> **Problem requirements**: Scan the records for the string "description"; copy each line where it occurs.

> **Items**:

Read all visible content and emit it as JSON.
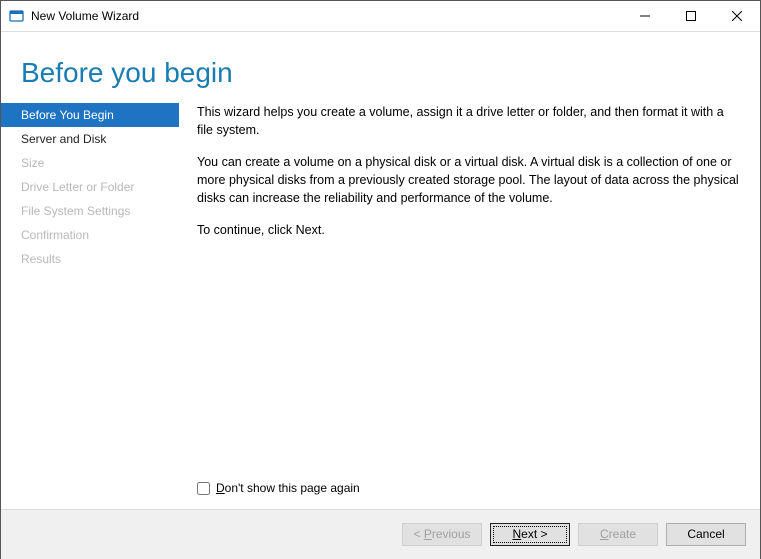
{
  "window": {
    "title": "New Volume Wizard"
  },
  "header": {
    "page_title": "Before you begin"
  },
  "sidebar": {
    "items": [
      {
        "label": "Before You Begin",
        "state": "active"
      },
      {
        "label": "Server and Disk",
        "state": "enabled"
      },
      {
        "label": "Size",
        "state": "disabled"
      },
      {
        "label": "Drive Letter or Folder",
        "state": "disabled"
      },
      {
        "label": "File System Settings",
        "state": "disabled"
      },
      {
        "label": "Confirmation",
        "state": "disabled"
      },
      {
        "label": "Results",
        "state": "disabled"
      }
    ]
  },
  "content": {
    "para1": "This wizard helps you create a volume, assign it a drive letter or folder, and then format it with a file system.",
    "para2": "You can create a volume on a physical disk or a virtual disk. A virtual disk is a collection of one or more physical disks from a previously created storage pool. The layout of data across the physical disks can increase the reliability and performance of the volume.",
    "para3": "To continue, click Next.",
    "skip_checkbox": {
      "checked": false,
      "prefix": "D",
      "rest": "on't show this page again"
    }
  },
  "footer": {
    "previous": {
      "prefix": "< ",
      "accel": "P",
      "rest": "revious",
      "enabled": false
    },
    "next": {
      "accel": "N",
      "rest": "ext >",
      "enabled": true,
      "default": true
    },
    "create": {
      "accel": "C",
      "rest": "reate",
      "enabled": false
    },
    "cancel": {
      "label": "Cancel",
      "enabled": true
    }
  }
}
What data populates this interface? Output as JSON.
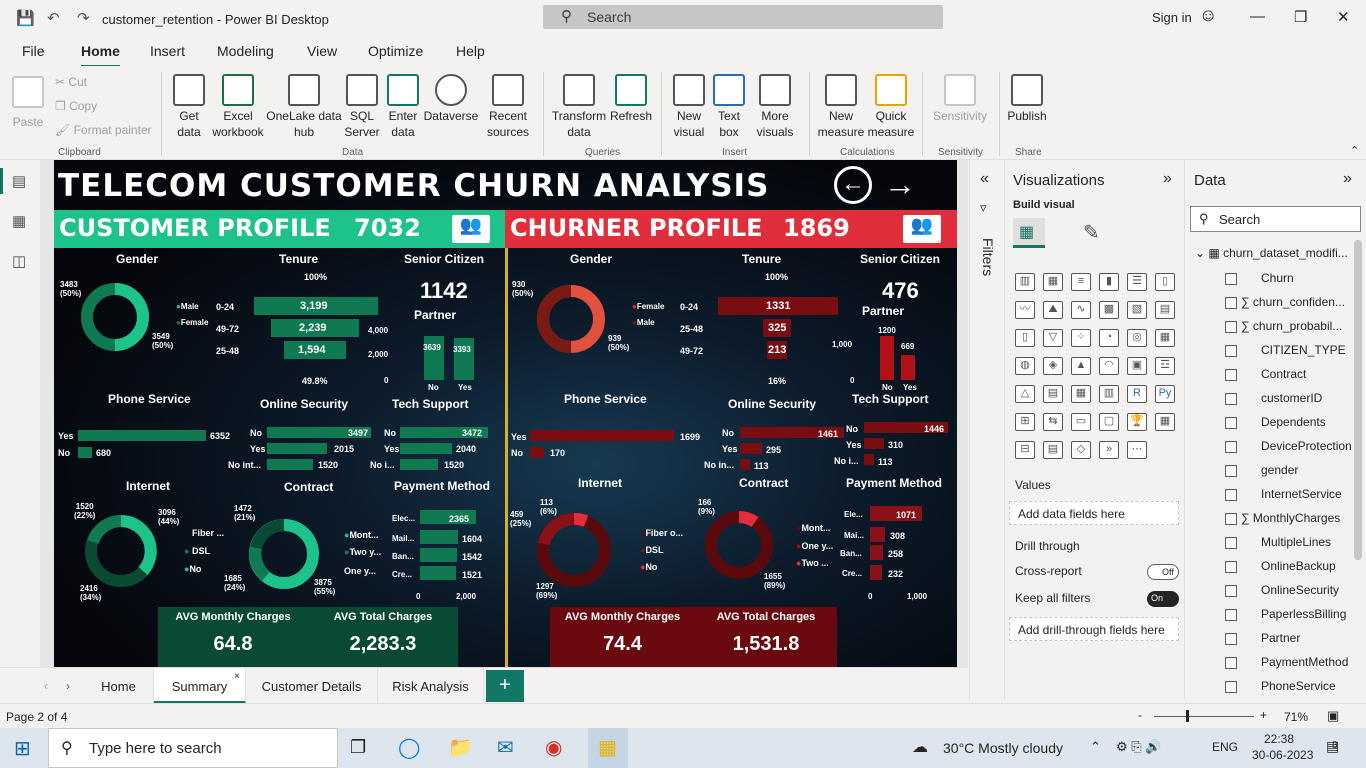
{
  "window": {
    "title": "customer_retention - Power BI Desktop",
    "search_placeholder": "Search",
    "sign_in": "Sign in"
  },
  "menu": [
    "File",
    "Home",
    "Insert",
    "Modeling",
    "View",
    "Optimize",
    "Help"
  ],
  "ribbon": {
    "clipboard": {
      "paste": "Paste",
      "cut": "Cut",
      "copy": "Copy",
      "format_painter": "Format painter",
      "group": "Clipboard"
    },
    "data": {
      "get_data": "Get data",
      "excel": "Excel workbook",
      "onelake": "OneLake data hub",
      "sql": "SQL Server",
      "enter": "Enter data",
      "dataverse": "Dataverse",
      "recent": "Recent sources",
      "group": "Data"
    },
    "queries": {
      "transform": "Transform data",
      "refresh": "Refresh",
      "group": "Queries"
    },
    "insert": {
      "new_visual": "New visual",
      "text_box": "Text box",
      "more_visuals": "More visuals",
      "group": "Insert"
    },
    "calc": {
      "new_measure": "New measure",
      "quick_measure": "Quick measure",
      "group": "Calculations"
    },
    "sens": {
      "label": "Sensitivity",
      "group": "Sensitivity"
    },
    "share": {
      "publish": "Publish",
      "group": "Share"
    }
  },
  "report": {
    "title": "TELECOM CUSTOMER CHURN ANALYSIS",
    "left": {
      "header": "CUSTOMER PROFILE",
      "count": "7032",
      "gender": {
        "title": "Gender",
        "male_label": "3483\n(50%)",
        "female_label": "3549\n(50%)",
        "legend": [
          "Male",
          "Female"
        ]
      },
      "tenure": {
        "title": "Tenure",
        "top": "100%",
        "bottom": "49.8%",
        "rows": [
          {
            "label": "0-24",
            "value": "3,199"
          },
          {
            "label": "49-72",
            "value": "2,239"
          },
          {
            "label": "25-48",
            "value": "1,594"
          }
        ],
        "axis": [
          "4,000",
          "2,000",
          "0"
        ]
      },
      "senior": {
        "title": "Senior Citizen",
        "value": "1142"
      },
      "partner": {
        "title": "Partner",
        "no": "3639",
        "yes": "3393",
        "labels": [
          "No",
          "Yes"
        ]
      },
      "phone": {
        "title": "Phone Service",
        "rows": [
          {
            "label": "Yes",
            "value": "6352"
          },
          {
            "label": "No",
            "value": "680"
          }
        ]
      },
      "security": {
        "title": "Online Security",
        "rows": [
          {
            "label": "No",
            "value": "3497"
          },
          {
            "label": "Yes",
            "value": "2015"
          },
          {
            "label": "No int...",
            "value": "1520"
          }
        ]
      },
      "tech": {
        "title": "Tech Support",
        "rows": [
          {
            "label": "No",
            "value": "3472"
          },
          {
            "label": "Yes",
            "value": "2040"
          },
          {
            "label": "No i...",
            "value": "1520"
          }
        ]
      },
      "internet": {
        "title": "Internet",
        "labels": [
          "1520\n(22%)",
          "3096\n(44%)",
          "2416\n(34%)"
        ],
        "legend": [
          "Fiber ...",
          "DSL",
          "No"
        ]
      },
      "contract": {
        "title": "Contract",
        "labels": [
          "1472\n(21%)",
          "1685\n(24%)",
          "3875\n(55%)"
        ],
        "legend": [
          "Mont...",
          "Two y...",
          "One y..."
        ]
      },
      "payment": {
        "title": "Payment Method",
        "rows": [
          {
            "label": "Elec...",
            "value": "2365"
          },
          {
            "label": "Mail...",
            "value": "1604"
          },
          {
            "label": "Ban...",
            "value": "1542"
          },
          {
            "label": "Cre...",
            "value": "1521"
          }
        ],
        "axis": [
          "0",
          "2,000"
        ]
      },
      "kpi": {
        "avg_monthly_label": "AVG Monthly Charges",
        "avg_monthly": "64.8",
        "avg_total_label": "AVG Total Charges",
        "avg_total": "2,283.3"
      }
    },
    "right": {
      "header": "CHURNER PROFILE",
      "count": "1869",
      "gender": {
        "title": "Gender",
        "female_label": "930\n(50%)",
        "male_label": "939\n(50%)",
        "legend": [
          "Female",
          "Male"
        ]
      },
      "tenure": {
        "title": "Tenure",
        "top": "100%",
        "bottom": "16%",
        "rows": [
          {
            "label": "0-24",
            "value": "1331"
          },
          {
            "label": "25-48",
            "value": "325"
          },
          {
            "label": "49-72",
            "value": "213"
          }
        ]
      },
      "senior": {
        "title": "Senior Citizen",
        "value": "476"
      },
      "partner": {
        "title": "Partner",
        "no": "1200",
        "yes": "669",
        "axis": [
          "1,000",
          "0"
        ],
        "labels": [
          "No",
          "Yes"
        ]
      },
      "phone": {
        "title": "Phone Service",
        "rows": [
          {
            "label": "Yes",
            "value": "1699"
          },
          {
            "label": "No",
            "value": "170"
          }
        ]
      },
      "security": {
        "title": "Online Security",
        "rows": [
          {
            "label": "No",
            "value": "1461"
          },
          {
            "label": "Yes",
            "value": "295"
          },
          {
            "label": "No in...",
            "value": "113"
          }
        ]
      },
      "tech": {
        "title": "Tech Support",
        "rows": [
          {
            "label": "No",
            "value": "1446"
          },
          {
            "label": "Yes",
            "value": "310"
          },
          {
            "label": "No i...",
            "value": "113"
          }
        ]
      },
      "internet": {
        "title": "Internet",
        "labels": [
          "113\n(6%)",
          "459\n(25%)",
          "1297\n(69%)"
        ],
        "legend": [
          "Fiber o...",
          "DSL",
          "No"
        ]
      },
      "contract": {
        "title": "Contract",
        "labels": [
          "166\n(9%)",
          "1655\n(89%)"
        ],
        "legend": [
          "Mont...",
          "One y...",
          "Two ..."
        ]
      },
      "payment": {
        "title": "Payment Method",
        "rows": [
          {
            "label": "Ele...",
            "value": "1071"
          },
          {
            "label": "Mai...",
            "value": "308"
          },
          {
            "label": "Ban...",
            "value": "258"
          },
          {
            "label": "Cre...",
            "value": "232"
          }
        ],
        "axis": [
          "0",
          "1,000"
        ]
      },
      "kpi": {
        "avg_monthly_label": "AVG Monthly Charges",
        "avg_monthly": "74.4",
        "avg_total_label": "AVG Total Charges",
        "avg_total": "1,531.8"
      }
    }
  },
  "filters_label": "Filters",
  "viz": {
    "title": "Visualizations",
    "build": "Build visual",
    "values": "Values",
    "add_fields": "Add data fields here",
    "drill": "Drill through",
    "cross_report": "Cross-report",
    "cross_state": "Off",
    "keep_filters": "Keep all filters",
    "keep_state": "On",
    "add_drill": "Add drill-through fields here"
  },
  "data_pane": {
    "title": "Data",
    "search_placeholder": "Search",
    "table": "churn_dataset_modifi...",
    "fields": [
      "Churn",
      "churn_confiden...",
      "churn_probabil...",
      "CITIZEN_TYPE",
      "Contract",
      "customerID",
      "Dependents",
      "DeviceProtection",
      "gender",
      "InternetService",
      "MonthlyCharges",
      "MultipleLines",
      "OnlineBackup",
      "OnlineSecurity",
      "PaperlessBilling",
      "Partner",
      "PaymentMethod",
      "PhoneService"
    ],
    "sigma": [
      false,
      true,
      true,
      false,
      false,
      false,
      false,
      false,
      false,
      false,
      true,
      false,
      false,
      false,
      false,
      false,
      false,
      false
    ]
  },
  "tabs": [
    "Home",
    "Summary",
    "Customer Details",
    "Risk Analysis"
  ],
  "status": {
    "page": "Page 2 of 4",
    "zoom": "71%"
  },
  "taskbar": {
    "search": "Type here to search",
    "weather": "30°C  Mostly cloudy",
    "lang": "ENG",
    "time": "22:38",
    "date": "30-06-2023",
    "notif": "8"
  },
  "colors": {
    "green": "#1ec28b",
    "green_dark": "#0f7a52",
    "red": "#e02f3a",
    "red_dark": "#7a0d12",
    "accent": "#117865"
  }
}
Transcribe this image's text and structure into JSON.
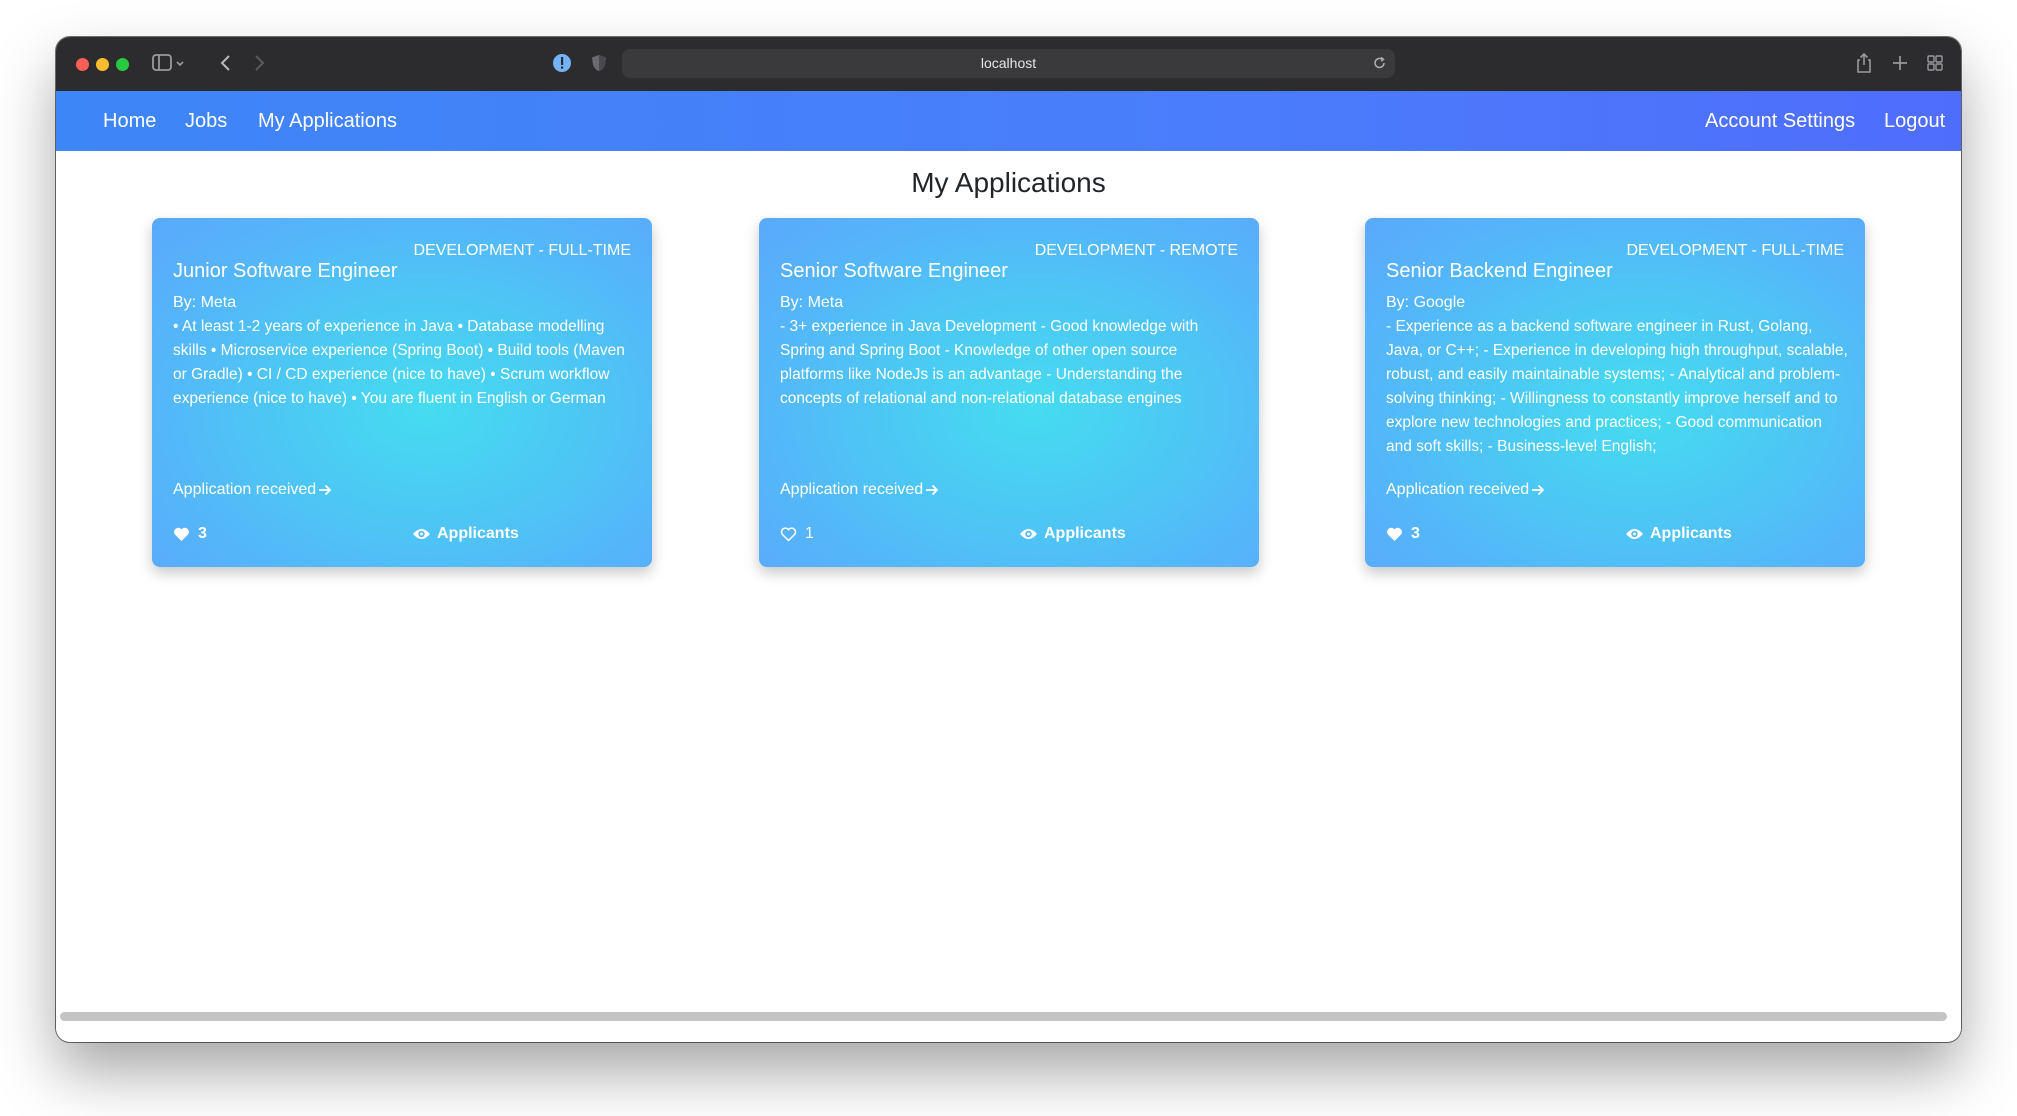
{
  "browser": {
    "url": "localhost"
  },
  "navbar": {
    "left_links": [
      "Home",
      "Jobs",
      "My Applications"
    ],
    "right_links": [
      "Account Settings",
      "Logout"
    ]
  },
  "page": {
    "title": "My Applications"
  },
  "cards": [
    {
      "category": "DEVELOPMENT - FULL-TIME",
      "title": "Junior Software Engineer",
      "company": "By: Meta",
      "description": "• At least 1-2 years of experience in Java • Database modelling skills • Microservice experience (Spring Boot) • Build tools (Maven or Gradle) • CI / CD experience (nice to have) • Scrum workflow experience (nice to have) • You are fluent in English or German",
      "status": "Application received",
      "likes": "3",
      "liked": true,
      "applicants_label": "Applicants"
    },
    {
      "category": "DEVELOPMENT - REMOTE",
      "title": "Senior Software Engineer",
      "company": "By: Meta",
      "description": "- 3+ experience in Java Development - Good knowledge with Spring and Spring Boot - Knowledge of other open source platforms like NodeJs is an advantage - Understanding the concepts of relational and non-relational database engines",
      "status": "Application received",
      "likes": "1",
      "liked": false,
      "applicants_label": "Applicants"
    },
    {
      "category": "DEVELOPMENT - FULL-TIME",
      "title": "Senior Backend Engineer",
      "company": "By: Google",
      "description": "- Experience as a backend software engineer in Rust, Golang, Java, or C++; - Experience in developing high throughput, scalable, robust, and easily maintainable systems; - Analytical and problem-solving thinking; - Willingness to constantly improve herself and to explore new technologies and practices; - Good communication and soft skills; - Business-level English;",
      "status": "Application received",
      "likes": "3",
      "liked": true,
      "applicants_label": "Applicants"
    }
  ],
  "colors": {
    "navbar": "#4a7dfb",
    "card_center": "#45dcf0",
    "card_edge": "#5aa9fb"
  }
}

> **Task response**:
      "description": "• At least 1-2 years of experience in Java • Database modelling skills • Microservice experience (Spring Boot) • Build tools (Maven or Gradle) • CI / CD experience (nice to have) • Scrum workflow experience (nice to have) • You are fluent in English or German",
      "description": "- 3+ experience in Java Development - Good knowledge with Spring and Spring Boot - Knowledge of other open source platforms like NodeJs is an advantage - Understanding the concepts of relational and non-relational database engines",
      "description": "- Experience as a backend software engineer in Rust, Golang, Java, or C++; - Experience in developing high throughput, scalable, robust, and easily maintainable systems; - Analytical and problem-solving thinking; - Willingness to constantly improve herself and to explore new technologies and practices; - Good communication and soft skills; - Business-level English;",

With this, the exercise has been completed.